**Records for the task**
# # # #

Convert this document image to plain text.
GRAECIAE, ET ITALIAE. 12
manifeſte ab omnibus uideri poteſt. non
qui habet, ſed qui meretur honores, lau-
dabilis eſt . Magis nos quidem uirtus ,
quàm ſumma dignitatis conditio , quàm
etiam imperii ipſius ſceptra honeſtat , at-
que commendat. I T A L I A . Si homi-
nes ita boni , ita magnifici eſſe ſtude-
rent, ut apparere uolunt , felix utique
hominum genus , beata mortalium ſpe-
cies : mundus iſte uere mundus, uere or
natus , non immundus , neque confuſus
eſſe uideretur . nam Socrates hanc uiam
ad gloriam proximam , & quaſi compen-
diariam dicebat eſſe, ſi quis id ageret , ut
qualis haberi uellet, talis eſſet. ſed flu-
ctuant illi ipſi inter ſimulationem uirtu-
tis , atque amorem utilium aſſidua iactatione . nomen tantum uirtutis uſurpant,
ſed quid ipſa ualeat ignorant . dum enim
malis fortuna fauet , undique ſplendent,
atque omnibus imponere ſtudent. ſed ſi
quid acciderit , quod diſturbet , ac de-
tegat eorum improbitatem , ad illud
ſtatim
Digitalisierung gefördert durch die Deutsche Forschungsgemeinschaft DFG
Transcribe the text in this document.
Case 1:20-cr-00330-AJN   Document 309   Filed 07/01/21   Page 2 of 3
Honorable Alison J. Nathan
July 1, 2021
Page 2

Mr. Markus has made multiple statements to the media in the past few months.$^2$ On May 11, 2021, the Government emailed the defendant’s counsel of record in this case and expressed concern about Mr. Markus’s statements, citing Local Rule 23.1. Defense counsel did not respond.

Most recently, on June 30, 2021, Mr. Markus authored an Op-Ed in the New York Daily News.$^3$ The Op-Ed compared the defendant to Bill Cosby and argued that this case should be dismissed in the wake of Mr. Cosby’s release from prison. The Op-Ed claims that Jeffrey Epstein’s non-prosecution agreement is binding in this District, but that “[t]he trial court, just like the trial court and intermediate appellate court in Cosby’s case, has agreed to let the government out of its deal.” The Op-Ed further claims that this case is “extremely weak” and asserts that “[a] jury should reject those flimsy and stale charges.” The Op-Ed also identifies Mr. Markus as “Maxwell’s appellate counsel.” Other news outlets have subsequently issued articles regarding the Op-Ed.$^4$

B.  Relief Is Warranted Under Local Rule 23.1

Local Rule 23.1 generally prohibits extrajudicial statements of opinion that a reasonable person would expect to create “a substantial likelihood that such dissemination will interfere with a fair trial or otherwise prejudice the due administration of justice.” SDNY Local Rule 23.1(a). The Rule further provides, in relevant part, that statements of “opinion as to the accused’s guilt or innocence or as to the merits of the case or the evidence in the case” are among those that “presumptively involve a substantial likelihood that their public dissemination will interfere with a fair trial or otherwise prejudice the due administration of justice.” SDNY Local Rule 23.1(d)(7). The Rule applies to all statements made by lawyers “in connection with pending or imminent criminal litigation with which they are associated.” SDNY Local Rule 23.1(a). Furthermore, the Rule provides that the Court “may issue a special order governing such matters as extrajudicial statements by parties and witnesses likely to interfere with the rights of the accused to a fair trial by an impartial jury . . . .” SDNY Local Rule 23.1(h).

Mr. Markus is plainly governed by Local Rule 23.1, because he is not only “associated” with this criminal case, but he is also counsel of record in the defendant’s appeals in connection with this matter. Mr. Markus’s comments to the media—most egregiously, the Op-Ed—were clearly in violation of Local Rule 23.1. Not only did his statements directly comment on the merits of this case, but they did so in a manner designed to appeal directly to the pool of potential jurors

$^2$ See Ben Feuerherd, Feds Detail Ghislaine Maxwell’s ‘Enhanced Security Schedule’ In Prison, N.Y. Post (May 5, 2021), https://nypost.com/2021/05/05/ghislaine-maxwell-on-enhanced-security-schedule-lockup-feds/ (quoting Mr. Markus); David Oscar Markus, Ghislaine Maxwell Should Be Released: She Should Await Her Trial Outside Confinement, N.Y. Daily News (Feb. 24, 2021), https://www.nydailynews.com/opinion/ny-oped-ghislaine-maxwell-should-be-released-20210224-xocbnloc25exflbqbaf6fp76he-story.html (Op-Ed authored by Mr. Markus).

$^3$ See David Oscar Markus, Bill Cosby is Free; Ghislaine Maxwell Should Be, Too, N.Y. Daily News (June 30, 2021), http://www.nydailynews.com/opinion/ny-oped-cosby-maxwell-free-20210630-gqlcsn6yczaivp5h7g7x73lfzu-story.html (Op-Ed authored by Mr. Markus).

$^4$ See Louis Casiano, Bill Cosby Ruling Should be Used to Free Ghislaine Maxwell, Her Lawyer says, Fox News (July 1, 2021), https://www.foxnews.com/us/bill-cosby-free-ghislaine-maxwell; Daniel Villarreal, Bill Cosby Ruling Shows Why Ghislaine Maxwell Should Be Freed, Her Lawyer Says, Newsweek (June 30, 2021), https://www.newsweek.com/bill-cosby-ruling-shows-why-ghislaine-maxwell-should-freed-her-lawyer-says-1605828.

# # # #

**What is expected**
Using the listing above, gather each line that holds the string "html" and copy it.

**Completed task**
$^2$ See Ben Feuerherd, Feds Detail Ghislaine Maxwell’s ‘Enhanced Security Schedule’ In Prison, N.Y. Post (May 5, 2021), https://nypost.com/2021/05/05/ghislaine-maxwell-on-enhanced-security-schedule-lockup-feds/ (quoting Mr. Markus); David Oscar Markus, Ghislaine Maxwell Should Be Released: She Should Await Her Trial Outside Confinement, N.Y. Daily News (Feb. 24, 2021), https://www.nydailynews.com/opinion/ny-oped-ghislaine-maxwell-should-be-released-20210224-xocbnloc25exflbqbaf6fp76he-story.html (Op-Ed authored by Mr. Markus).
$^3$ See David Oscar Markus, Bill Cosby is Free; Ghislaine Maxwell Should Be, Too, N.Y. Daily News (June 30, 2021), http://www.nydailynews.com/opinion/ny-oped-cosby-maxwell-free-20210630-gqlcsn6yczaivp5h7g7x73lfzu-story.html (Op-Ed authored by Mr. Markus).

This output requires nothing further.